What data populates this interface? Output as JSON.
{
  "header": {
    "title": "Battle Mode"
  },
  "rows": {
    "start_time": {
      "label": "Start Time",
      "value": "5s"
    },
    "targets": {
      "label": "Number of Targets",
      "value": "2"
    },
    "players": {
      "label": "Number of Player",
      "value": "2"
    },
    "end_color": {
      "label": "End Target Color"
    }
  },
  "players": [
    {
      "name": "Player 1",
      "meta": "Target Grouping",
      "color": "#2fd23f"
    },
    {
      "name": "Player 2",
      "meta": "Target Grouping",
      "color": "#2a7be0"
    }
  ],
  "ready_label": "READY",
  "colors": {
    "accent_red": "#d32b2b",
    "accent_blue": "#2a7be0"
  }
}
___
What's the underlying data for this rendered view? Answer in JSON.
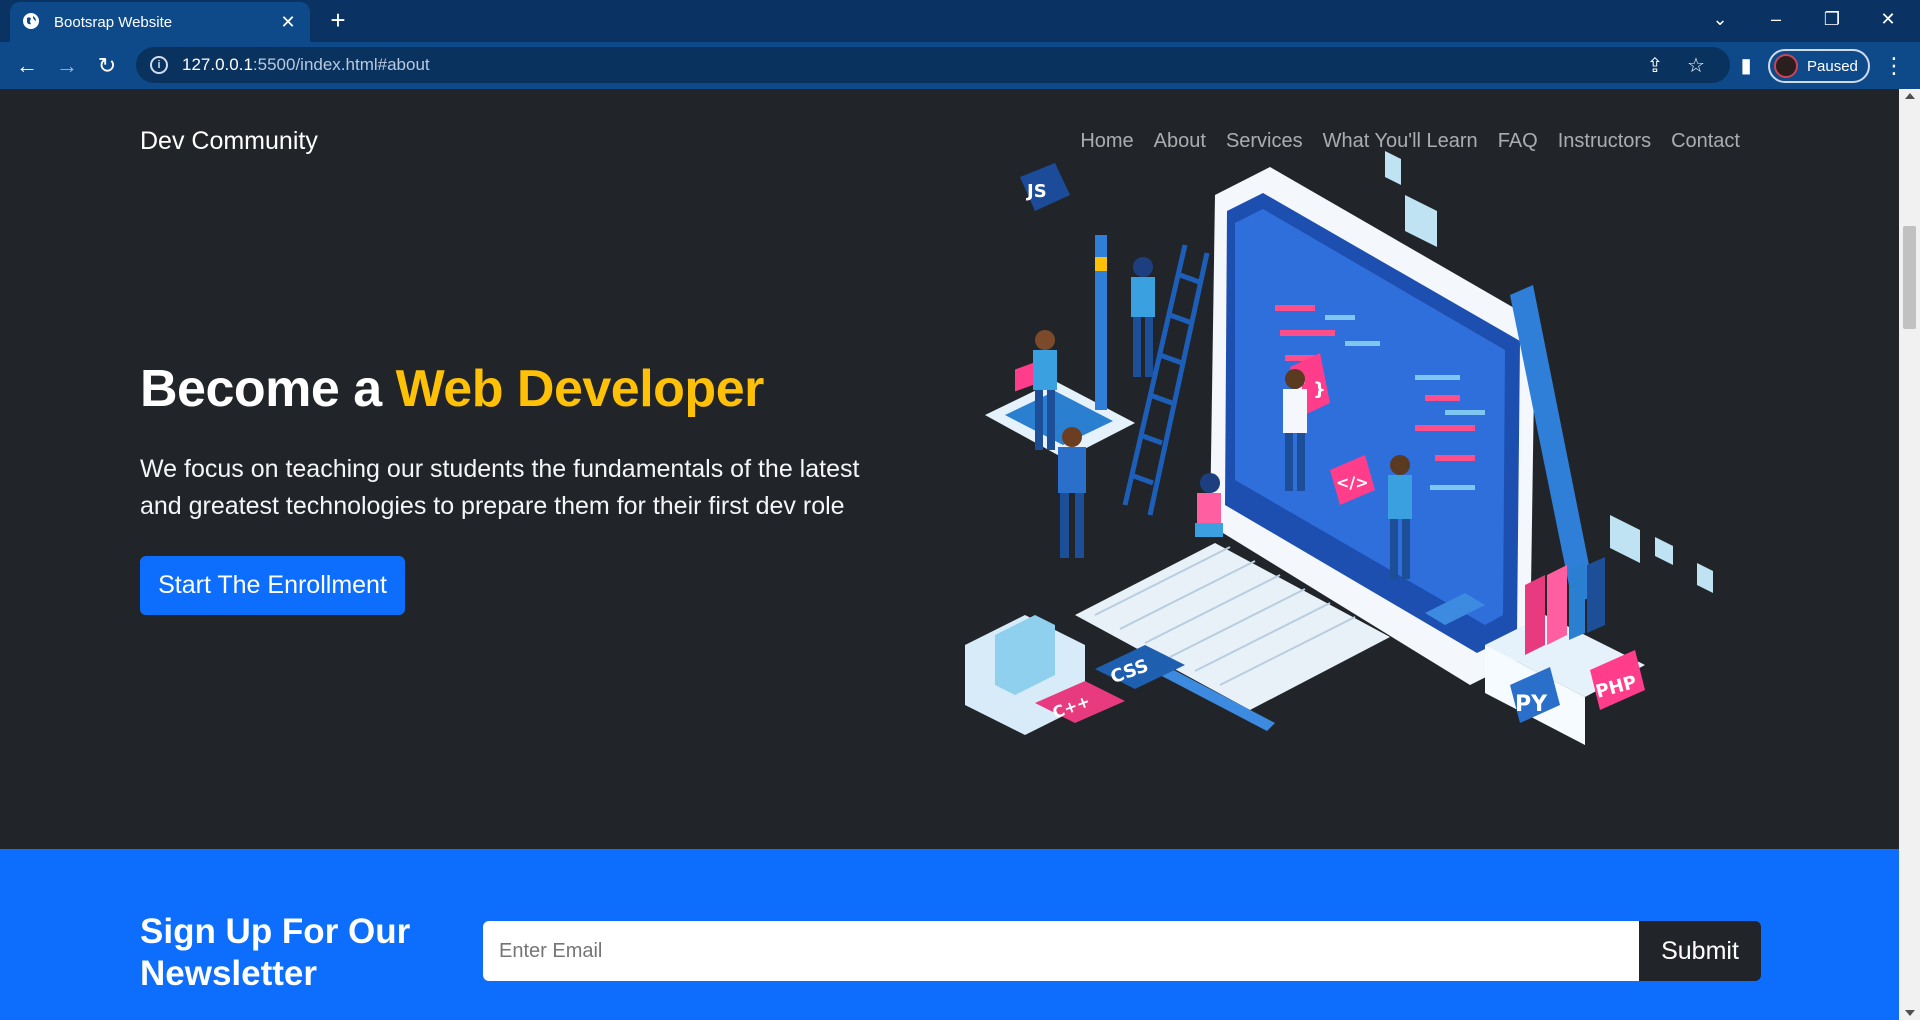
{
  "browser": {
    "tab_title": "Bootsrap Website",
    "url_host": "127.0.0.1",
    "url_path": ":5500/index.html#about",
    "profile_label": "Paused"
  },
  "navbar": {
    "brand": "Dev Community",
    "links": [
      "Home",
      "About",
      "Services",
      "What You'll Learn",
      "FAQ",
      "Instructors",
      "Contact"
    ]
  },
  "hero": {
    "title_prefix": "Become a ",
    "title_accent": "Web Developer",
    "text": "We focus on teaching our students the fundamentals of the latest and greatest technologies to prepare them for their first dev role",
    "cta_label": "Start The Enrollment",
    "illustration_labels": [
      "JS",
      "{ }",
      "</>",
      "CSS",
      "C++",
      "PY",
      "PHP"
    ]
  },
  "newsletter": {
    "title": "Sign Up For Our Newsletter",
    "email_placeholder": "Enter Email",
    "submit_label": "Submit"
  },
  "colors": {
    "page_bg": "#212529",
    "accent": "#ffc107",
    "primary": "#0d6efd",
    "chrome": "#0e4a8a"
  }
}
___
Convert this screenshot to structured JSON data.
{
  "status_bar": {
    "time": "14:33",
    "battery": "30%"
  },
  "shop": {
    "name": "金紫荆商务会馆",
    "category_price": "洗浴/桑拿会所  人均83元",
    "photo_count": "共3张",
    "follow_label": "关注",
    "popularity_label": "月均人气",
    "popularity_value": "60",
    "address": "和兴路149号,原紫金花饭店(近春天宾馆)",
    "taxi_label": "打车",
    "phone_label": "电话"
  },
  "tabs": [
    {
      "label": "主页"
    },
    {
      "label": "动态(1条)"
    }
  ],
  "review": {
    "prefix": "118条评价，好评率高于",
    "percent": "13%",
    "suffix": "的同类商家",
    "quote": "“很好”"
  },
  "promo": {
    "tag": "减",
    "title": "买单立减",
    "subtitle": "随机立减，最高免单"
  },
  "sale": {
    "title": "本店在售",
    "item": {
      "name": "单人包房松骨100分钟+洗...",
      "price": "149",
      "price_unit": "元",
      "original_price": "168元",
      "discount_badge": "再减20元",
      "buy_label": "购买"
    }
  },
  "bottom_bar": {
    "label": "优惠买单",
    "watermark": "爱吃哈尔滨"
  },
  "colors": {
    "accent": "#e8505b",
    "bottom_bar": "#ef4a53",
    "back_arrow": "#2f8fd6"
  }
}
___
Exercise requirements: Extract all lines from the material above that include the word "data".

In response:
What data populates this interface? Output as JSON.
What's the underlying data for this rendered view? Answer in JSON.
Convert this screenshot to structured JSON data.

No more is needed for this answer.